* [Goal of the exercise]:
Pick out the lines below that contain the string "Манакин" and copy them all.

* [Provided material]:
>>>>>

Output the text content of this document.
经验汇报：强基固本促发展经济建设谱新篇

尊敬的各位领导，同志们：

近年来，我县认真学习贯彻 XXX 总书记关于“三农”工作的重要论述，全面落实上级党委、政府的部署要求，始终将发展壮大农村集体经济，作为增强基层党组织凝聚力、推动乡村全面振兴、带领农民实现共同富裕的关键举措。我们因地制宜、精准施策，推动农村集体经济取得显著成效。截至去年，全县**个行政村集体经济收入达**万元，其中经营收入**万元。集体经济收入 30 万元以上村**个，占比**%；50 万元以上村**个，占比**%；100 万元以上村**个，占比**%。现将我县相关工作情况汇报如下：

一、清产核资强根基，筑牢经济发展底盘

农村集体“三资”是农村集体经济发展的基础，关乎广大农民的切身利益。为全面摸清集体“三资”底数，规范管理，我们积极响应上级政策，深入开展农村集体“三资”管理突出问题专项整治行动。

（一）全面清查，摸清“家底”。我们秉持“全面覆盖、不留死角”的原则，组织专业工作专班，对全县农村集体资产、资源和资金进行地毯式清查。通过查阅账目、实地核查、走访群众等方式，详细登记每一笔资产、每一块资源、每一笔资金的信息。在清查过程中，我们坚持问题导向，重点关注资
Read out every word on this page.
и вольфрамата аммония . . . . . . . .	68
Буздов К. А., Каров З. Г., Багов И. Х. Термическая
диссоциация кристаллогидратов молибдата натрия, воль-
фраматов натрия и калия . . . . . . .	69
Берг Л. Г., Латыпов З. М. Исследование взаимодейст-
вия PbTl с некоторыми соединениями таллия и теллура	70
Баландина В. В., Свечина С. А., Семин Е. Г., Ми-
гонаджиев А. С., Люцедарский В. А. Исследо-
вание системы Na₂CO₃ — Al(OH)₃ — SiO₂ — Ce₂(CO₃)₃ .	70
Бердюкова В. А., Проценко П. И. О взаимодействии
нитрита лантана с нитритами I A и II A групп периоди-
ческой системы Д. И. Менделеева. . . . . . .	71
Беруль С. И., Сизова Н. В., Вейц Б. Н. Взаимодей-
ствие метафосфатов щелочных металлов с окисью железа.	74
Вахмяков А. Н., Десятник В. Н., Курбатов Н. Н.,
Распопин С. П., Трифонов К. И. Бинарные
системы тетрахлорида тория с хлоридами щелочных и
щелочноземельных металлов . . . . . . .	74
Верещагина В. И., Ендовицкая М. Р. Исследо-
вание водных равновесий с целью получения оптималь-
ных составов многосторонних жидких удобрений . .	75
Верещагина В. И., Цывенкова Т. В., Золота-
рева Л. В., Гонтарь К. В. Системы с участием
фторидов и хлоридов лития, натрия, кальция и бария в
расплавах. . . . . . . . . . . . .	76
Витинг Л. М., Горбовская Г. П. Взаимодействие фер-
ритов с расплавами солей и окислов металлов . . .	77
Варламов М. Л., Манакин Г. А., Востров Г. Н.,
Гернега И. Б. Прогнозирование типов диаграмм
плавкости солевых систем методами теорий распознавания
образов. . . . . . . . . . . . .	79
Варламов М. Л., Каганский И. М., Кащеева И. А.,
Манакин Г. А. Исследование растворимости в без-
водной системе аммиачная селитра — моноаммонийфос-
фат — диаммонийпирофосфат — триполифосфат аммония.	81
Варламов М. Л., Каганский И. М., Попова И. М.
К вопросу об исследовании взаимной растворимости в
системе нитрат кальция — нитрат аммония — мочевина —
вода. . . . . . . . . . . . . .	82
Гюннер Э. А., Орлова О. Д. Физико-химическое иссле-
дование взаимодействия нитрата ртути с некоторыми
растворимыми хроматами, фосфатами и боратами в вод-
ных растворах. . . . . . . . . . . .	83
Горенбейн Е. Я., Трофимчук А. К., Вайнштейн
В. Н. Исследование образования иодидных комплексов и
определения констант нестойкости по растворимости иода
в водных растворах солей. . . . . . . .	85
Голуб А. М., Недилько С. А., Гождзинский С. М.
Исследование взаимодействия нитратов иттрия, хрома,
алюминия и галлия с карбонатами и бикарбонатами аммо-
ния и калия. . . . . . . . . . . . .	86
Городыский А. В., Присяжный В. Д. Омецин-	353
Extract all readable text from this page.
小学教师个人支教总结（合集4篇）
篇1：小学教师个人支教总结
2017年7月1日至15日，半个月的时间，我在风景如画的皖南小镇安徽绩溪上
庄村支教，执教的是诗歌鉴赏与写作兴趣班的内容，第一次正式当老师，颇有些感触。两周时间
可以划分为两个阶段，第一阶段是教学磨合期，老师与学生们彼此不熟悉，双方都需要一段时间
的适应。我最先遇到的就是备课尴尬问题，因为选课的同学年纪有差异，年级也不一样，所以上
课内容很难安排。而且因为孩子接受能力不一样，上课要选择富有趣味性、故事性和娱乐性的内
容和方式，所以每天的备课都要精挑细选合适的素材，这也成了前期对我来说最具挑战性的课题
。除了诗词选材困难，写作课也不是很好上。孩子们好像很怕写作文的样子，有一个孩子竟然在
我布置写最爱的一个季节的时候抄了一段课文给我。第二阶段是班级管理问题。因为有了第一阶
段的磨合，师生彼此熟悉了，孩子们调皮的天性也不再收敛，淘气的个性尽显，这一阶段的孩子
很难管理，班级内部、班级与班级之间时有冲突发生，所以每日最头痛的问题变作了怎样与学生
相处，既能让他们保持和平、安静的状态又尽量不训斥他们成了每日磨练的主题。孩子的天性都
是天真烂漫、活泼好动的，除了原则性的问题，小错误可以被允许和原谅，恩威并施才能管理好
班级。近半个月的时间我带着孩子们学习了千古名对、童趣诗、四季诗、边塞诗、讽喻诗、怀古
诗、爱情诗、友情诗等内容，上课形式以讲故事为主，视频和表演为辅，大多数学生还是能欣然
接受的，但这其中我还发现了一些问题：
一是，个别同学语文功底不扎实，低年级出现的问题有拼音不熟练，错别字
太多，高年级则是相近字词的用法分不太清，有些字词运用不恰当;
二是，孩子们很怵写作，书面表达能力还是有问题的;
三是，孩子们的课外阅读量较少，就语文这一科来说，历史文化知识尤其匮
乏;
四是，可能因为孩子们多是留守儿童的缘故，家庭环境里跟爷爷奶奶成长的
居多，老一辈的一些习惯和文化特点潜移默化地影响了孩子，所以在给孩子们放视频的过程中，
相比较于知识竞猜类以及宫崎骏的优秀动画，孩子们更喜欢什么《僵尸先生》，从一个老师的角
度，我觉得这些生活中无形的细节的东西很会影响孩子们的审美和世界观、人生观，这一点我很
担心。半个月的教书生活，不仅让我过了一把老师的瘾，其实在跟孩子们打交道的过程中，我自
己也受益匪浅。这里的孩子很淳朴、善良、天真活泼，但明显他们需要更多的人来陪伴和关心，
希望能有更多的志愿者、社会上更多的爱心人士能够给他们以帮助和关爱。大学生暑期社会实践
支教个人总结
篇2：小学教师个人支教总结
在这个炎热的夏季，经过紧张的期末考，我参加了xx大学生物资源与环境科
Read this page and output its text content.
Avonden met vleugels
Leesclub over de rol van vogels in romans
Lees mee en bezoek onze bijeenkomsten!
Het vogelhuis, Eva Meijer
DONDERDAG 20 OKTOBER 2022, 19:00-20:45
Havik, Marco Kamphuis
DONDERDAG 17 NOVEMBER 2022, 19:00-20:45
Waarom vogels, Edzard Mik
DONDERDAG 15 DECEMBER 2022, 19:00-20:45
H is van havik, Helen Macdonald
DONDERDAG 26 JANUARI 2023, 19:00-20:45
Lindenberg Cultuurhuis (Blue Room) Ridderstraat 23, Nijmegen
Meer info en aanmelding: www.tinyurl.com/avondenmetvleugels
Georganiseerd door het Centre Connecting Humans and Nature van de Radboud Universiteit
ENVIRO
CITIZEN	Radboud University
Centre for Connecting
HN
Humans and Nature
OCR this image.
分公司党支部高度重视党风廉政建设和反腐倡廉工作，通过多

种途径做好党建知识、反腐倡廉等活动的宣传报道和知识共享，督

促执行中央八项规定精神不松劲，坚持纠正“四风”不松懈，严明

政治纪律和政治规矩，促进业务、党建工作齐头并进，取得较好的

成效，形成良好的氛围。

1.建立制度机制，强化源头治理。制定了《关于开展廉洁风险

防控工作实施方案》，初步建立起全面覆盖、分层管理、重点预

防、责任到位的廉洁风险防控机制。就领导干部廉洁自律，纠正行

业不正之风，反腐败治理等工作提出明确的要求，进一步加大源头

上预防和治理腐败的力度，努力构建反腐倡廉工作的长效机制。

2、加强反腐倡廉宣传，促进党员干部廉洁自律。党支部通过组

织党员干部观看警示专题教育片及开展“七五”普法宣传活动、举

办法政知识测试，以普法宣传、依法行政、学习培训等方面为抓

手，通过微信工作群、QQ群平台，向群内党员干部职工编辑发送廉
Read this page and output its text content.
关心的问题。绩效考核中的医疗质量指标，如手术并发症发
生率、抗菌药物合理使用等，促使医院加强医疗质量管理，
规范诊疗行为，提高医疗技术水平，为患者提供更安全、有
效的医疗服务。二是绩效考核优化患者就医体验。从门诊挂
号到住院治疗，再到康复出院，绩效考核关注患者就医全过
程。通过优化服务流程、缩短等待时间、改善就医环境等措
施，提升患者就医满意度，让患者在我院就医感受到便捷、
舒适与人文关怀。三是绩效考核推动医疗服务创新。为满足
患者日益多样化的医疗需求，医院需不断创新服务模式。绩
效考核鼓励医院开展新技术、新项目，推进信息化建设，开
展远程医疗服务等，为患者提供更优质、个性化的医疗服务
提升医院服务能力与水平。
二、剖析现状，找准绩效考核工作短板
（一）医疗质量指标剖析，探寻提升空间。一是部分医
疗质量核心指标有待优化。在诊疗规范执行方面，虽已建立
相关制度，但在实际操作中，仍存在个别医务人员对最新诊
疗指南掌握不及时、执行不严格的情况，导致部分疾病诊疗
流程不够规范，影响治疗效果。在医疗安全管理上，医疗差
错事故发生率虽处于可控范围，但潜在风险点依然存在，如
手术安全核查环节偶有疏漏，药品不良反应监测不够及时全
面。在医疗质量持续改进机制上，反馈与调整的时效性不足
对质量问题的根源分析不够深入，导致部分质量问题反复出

<<<<<

* [Full output]:
Варламов М. Л., Манакин Г. А., Востров Г. Н.,
Манакин Г. А. Исследование растворимости в без-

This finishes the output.